■ **WHAT YOU NEED TO DO**
Within the material below, find each line bearing the word "return" and present it.

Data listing
■ ■ ■

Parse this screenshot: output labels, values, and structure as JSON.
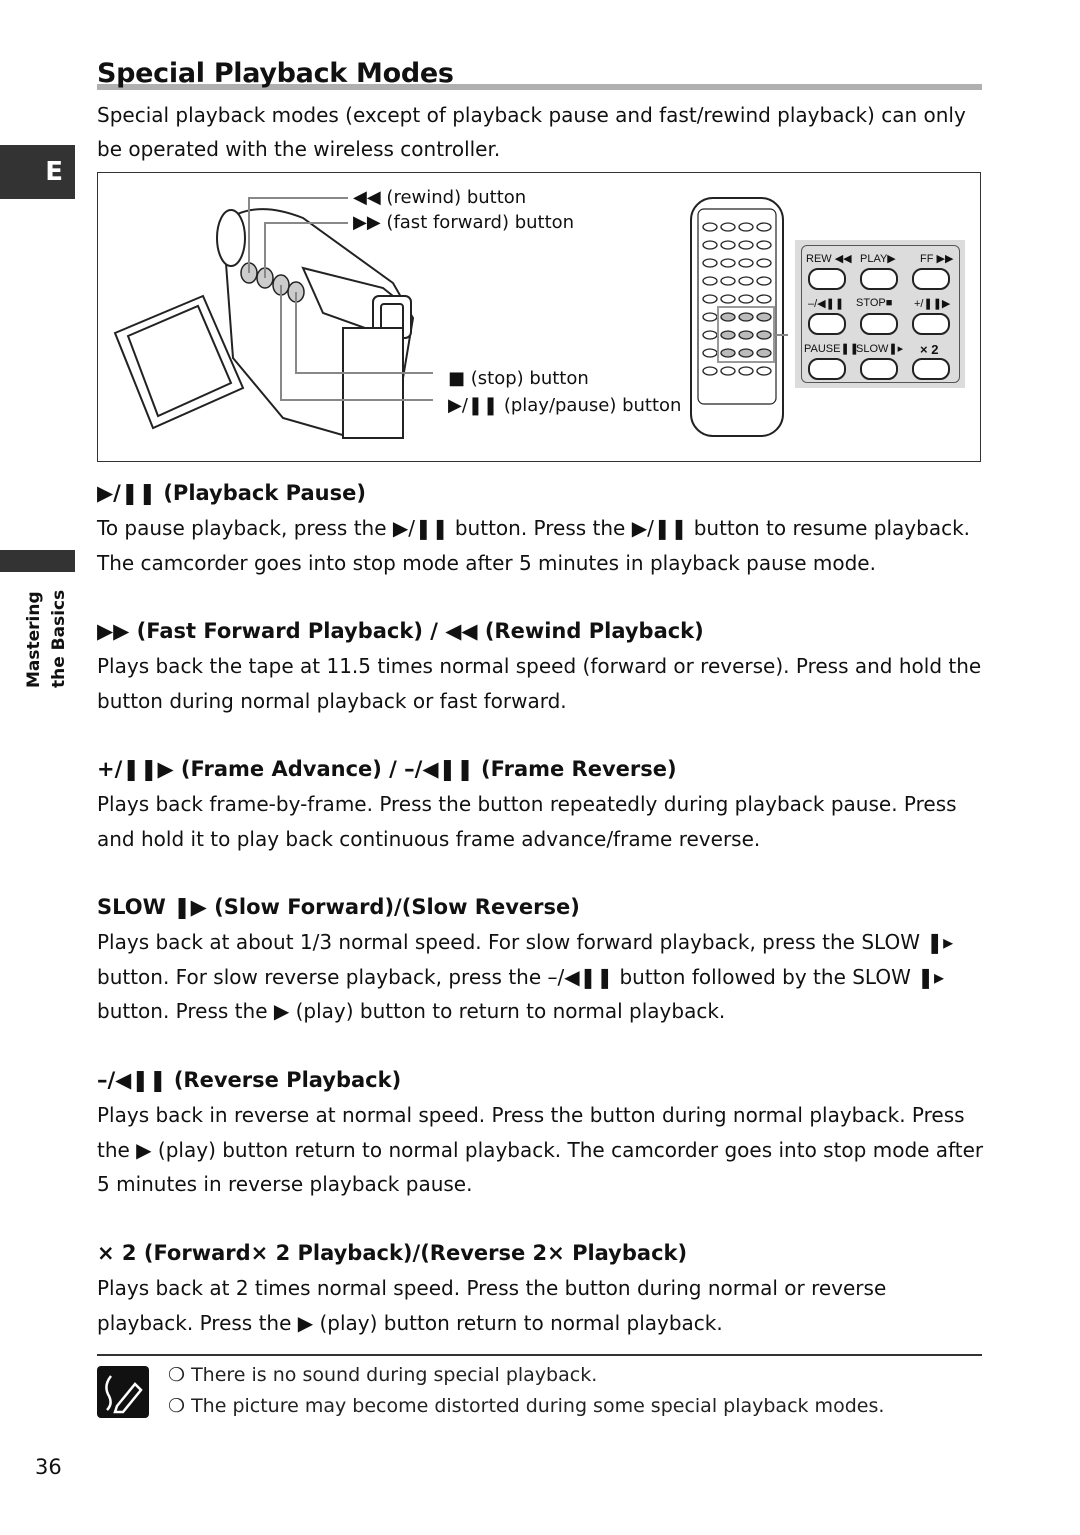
{
  "side_tab": {
    "letter": "E",
    "section_label_line1": "Mastering",
    "section_label_line2": "the Basics"
  },
  "page": {
    "title": "Special Playback Modes",
    "number": "36"
  },
  "intro": "Special playback modes (except of playback pause and fast/rewind playback) can only be operated with the wireless controller.",
  "figure": {
    "callouts": [
      {
        "symbol": "◀◀",
        "text": "(rewind) button"
      },
      {
        "symbol": "▶▶",
        "text": "(fast forward) button"
      },
      {
        "symbol": "■",
        "text": "(stop) button"
      },
      {
        "symbol": "▶/❚❚",
        "text": "(play/pause) button"
      }
    ],
    "remote_buttons": [
      {
        "label": "REW ◀◀"
      },
      {
        "label": "PLAY▶"
      },
      {
        "label": "FF ▶▶"
      },
      {
        "label": "–/◀❚❚"
      },
      {
        "label": "STOP■"
      },
      {
        "label": "+/❚❚▶"
      },
      {
        "label": "PAUSE❚❚"
      },
      {
        "label": "SLOW❚▸"
      },
      {
        "label": "× 2"
      }
    ]
  },
  "sections": [
    {
      "symbol": "▶/❚❚",
      "heading": "(Playback Pause)",
      "body": "To pause playback, press the ▶/❚❚ button. Press the ▶/❚❚ button to resume playback. The camcorder goes into stop mode after 5 minutes in playback pause mode."
    },
    {
      "symbol": "▶▶",
      "heading": "(Fast Forward Playback) / ◀◀ (Rewind Playback)",
      "body": "Plays back the tape at 11.5 times normal speed (forward or reverse). Press and hold the button during normal playback or fast forward."
    },
    {
      "symbol": "+/❚❚▶",
      "heading": "(Frame Advance) / –/◀❚❚ (Frame Reverse)",
      "body": "Plays back frame-by-frame. Press the button repeatedly during playback pause. Press and hold it to play back continuous frame advance/frame reverse."
    },
    {
      "symbol": "SLOW ❚▶",
      "heading": "(Slow Forward)/(Slow Reverse)",
      "body": "Plays back at about 1/3 normal speed. For slow forward playback, press the SLOW ❚▸ button. For slow reverse playback, press the –/◀❚❚ button followed by the SLOW ❚▸ button. Press the ▶ (play) button to return to normal playback."
    },
    {
      "symbol": "–/◀❚❚",
      "heading": "(Reverse Playback)",
      "body": "Plays back in reverse at normal speed. Press the button during normal playback. Press the ▶ (play) button return to normal playback. The camcorder goes into stop mode after 5 minutes in reverse playback pause."
    },
    {
      "symbol": "× 2",
      "heading": "(Forward× 2 Playback)/(Reverse 2× Playback)",
      "body": "Plays back at 2 times normal speed. Press the button during normal or reverse playback. Press the ▶ (play) button return to normal playback."
    }
  ],
  "notes": [
    "❍ There is no sound during special playback.",
    "❍ The picture may become distorted during some special playback modes."
  ]
}
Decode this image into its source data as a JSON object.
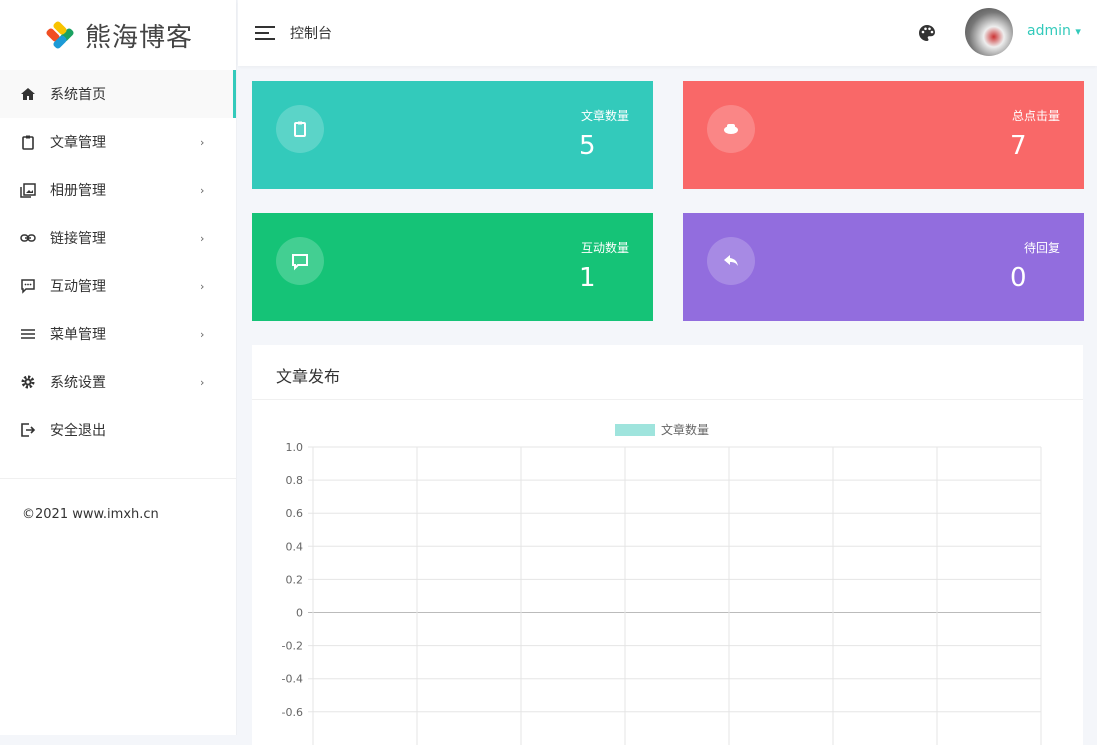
{
  "sidebar": {
    "logo": "熊海博客",
    "items": [
      {
        "label": "系统首页",
        "icon": "home-icon",
        "active": true,
        "chevron": false
      },
      {
        "label": "文章管理",
        "icon": "clipboard-icon",
        "chevron": true
      },
      {
        "label": "相册管理",
        "icon": "image-icon",
        "chevron": true
      },
      {
        "label": "链接管理",
        "icon": "link-icon",
        "chevron": true
      },
      {
        "label": "互动管理",
        "icon": "comment-icon",
        "chevron": true
      },
      {
        "label": "菜单管理",
        "icon": "menu-icon",
        "chevron": true
      },
      {
        "label": "系统设置",
        "icon": "gear-icon",
        "chevron": true
      },
      {
        "label": "安全退出",
        "icon": "logout-icon",
        "chevron": false
      }
    ],
    "chevron": "›",
    "footer": "©2021 www.imxh.cn"
  },
  "header": {
    "title": "控制台",
    "user": "admin",
    "caret": "▾"
  },
  "cards": [
    {
      "label": "文章数量",
      "value": "5",
      "color": "#33cabb"
    },
    {
      "label": "总点击量",
      "value": "7",
      "color": "#f96868"
    },
    {
      "label": "互动数量",
      "value": "1",
      "color": "#15c377"
    },
    {
      "label": "待回复",
      "value": "0",
      "color": "#926dde"
    }
  ],
  "panel": {
    "title": "文章发布"
  },
  "chart_data": {
    "type": "line",
    "title": "",
    "legend": [
      "文章数量"
    ],
    "legend_position": "top",
    "legend_color": "#9fe4dd",
    "series": [
      {
        "name": "文章数量",
        "values": []
      }
    ],
    "yticks": [
      "1.0",
      "0.8",
      "0.6",
      "0.4",
      "0.2",
      "0",
      "-0.2",
      "-0.4",
      "-0.6"
    ],
    "ylim": [
      -1,
      1
    ],
    "x_categories_count": 7,
    "grid": true
  }
}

■ ■ ■

■ **RESPONSE TO THIS TASK**
      "body": "Plays back at about 1/3 normal speed. For slow forward playback, press the SLOW ❚▸ button. For slow reverse playback, press the –/◀❚❚ button followed by the SLOW ❚▸ button. Press the ▶ (play) button to return to normal playback."
      "body": "Plays back in reverse at normal speed. Press the button during normal playback. Press the ▶ (play) button return to normal playback. The camcorder goes into stop mode after 5 minutes in reverse playback pause."
      "body": "Plays back at 2 times normal speed. Press the button during normal or reverse playback. Press the ▶ (play) button return to normal playback."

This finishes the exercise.